**Dataset entries on figures:**
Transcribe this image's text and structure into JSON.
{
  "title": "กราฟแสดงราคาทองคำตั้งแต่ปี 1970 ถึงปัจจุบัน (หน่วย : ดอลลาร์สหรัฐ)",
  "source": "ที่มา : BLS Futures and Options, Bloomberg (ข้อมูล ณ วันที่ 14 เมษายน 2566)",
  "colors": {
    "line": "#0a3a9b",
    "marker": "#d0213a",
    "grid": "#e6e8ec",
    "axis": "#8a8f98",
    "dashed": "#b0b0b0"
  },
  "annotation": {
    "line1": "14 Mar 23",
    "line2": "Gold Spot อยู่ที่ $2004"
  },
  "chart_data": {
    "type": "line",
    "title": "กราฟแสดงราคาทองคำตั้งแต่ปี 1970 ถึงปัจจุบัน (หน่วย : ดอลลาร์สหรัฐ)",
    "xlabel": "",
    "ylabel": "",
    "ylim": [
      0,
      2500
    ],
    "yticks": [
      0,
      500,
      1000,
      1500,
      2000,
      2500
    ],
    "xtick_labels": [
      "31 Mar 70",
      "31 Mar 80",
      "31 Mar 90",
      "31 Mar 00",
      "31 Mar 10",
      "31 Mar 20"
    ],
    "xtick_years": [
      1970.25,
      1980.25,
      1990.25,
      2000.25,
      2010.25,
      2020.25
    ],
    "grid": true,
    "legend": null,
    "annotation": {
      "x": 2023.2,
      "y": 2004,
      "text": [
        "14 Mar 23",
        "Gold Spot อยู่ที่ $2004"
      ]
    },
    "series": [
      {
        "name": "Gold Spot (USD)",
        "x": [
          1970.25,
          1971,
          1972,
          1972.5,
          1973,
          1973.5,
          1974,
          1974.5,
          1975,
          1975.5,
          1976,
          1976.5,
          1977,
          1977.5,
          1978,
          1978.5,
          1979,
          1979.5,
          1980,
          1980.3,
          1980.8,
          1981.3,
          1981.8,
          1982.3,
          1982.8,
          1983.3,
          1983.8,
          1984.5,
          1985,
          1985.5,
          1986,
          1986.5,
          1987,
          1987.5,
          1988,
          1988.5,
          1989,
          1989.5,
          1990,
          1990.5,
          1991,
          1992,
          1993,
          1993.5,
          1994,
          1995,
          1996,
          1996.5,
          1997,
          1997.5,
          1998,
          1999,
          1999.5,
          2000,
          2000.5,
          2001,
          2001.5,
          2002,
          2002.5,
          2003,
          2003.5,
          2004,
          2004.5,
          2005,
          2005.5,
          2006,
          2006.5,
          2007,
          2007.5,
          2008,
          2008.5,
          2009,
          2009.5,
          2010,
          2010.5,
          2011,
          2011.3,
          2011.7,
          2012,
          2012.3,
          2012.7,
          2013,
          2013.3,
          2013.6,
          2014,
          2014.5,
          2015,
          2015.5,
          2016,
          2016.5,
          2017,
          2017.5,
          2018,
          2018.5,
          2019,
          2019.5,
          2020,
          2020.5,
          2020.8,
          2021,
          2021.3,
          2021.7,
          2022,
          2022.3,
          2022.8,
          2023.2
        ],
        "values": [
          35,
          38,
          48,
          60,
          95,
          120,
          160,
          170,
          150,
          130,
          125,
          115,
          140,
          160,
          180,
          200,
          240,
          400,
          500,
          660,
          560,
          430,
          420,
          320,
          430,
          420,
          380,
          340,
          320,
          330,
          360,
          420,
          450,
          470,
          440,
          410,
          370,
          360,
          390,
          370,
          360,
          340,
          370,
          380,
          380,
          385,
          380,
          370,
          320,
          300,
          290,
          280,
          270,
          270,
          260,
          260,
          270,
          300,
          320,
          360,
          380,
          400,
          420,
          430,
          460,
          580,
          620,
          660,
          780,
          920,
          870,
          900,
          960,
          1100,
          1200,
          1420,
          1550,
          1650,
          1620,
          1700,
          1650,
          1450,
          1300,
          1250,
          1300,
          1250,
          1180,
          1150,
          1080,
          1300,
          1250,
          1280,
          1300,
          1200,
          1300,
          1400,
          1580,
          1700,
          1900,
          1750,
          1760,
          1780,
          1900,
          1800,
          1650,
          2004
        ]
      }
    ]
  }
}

**Challenge:**
Of all the lines above, how many contain the word "Spot"? Answer with only the number.

**Task result:**
3